Problem to solve: Copy each line of the records that holds the string "screenshot".
*** Excerpted data ***
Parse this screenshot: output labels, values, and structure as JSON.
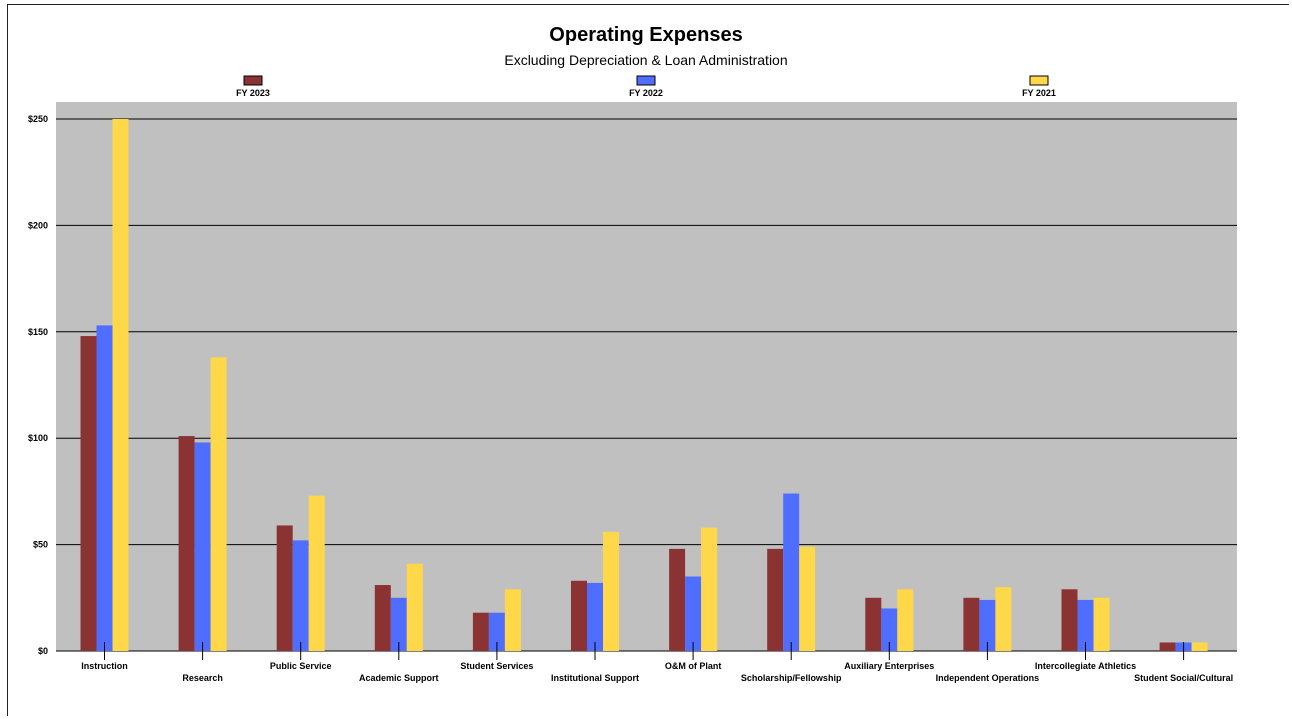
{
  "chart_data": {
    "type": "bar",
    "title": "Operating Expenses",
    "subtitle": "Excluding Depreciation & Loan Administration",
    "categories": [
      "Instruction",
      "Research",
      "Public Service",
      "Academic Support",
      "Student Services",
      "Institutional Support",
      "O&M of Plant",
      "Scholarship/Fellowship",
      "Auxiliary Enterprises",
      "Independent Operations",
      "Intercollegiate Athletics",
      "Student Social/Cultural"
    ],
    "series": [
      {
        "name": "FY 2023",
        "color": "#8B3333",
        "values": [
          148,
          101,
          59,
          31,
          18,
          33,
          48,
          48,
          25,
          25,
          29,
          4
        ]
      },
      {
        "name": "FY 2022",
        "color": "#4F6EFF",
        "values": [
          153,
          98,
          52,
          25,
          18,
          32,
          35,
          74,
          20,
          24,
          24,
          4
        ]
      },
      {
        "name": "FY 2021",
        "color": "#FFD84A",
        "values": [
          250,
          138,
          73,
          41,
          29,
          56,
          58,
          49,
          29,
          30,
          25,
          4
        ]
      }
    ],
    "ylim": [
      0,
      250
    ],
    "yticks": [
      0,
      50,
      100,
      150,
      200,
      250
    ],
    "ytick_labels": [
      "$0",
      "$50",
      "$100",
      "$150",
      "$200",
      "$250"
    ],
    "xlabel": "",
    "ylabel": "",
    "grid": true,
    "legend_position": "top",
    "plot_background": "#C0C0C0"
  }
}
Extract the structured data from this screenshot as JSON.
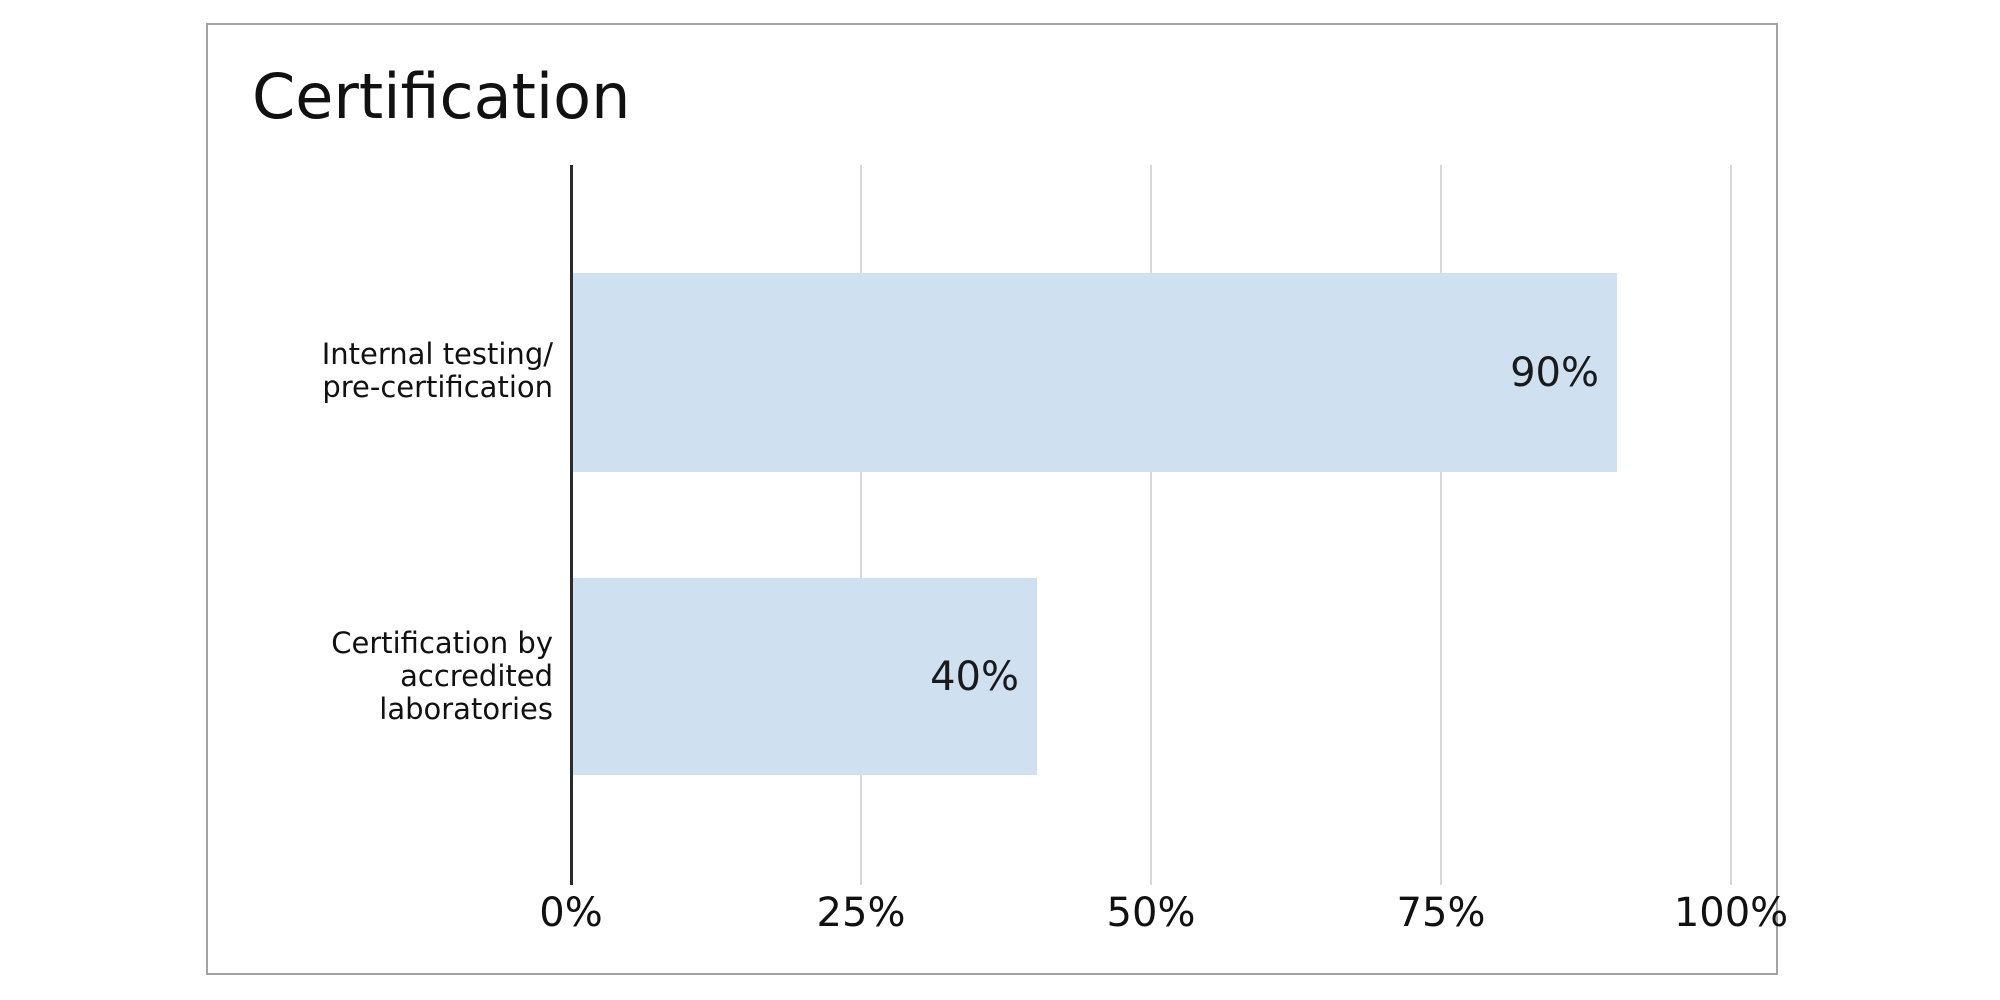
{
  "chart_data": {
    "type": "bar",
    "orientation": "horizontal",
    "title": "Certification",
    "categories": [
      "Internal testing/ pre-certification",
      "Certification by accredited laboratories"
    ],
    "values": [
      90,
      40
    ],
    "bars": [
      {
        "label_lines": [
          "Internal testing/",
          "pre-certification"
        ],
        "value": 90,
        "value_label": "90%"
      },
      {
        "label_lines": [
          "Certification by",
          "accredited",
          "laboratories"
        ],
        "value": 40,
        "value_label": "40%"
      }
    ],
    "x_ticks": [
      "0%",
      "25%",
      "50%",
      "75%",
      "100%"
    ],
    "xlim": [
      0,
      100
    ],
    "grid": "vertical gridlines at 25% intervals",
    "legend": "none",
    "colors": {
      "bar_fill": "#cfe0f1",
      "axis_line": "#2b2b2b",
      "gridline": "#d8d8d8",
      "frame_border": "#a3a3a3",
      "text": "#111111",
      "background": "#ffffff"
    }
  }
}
***
Correct output:
Parse this screenshot: output labels, values, and structure as JSON.
Extract the structured data from this screenshot as JSON.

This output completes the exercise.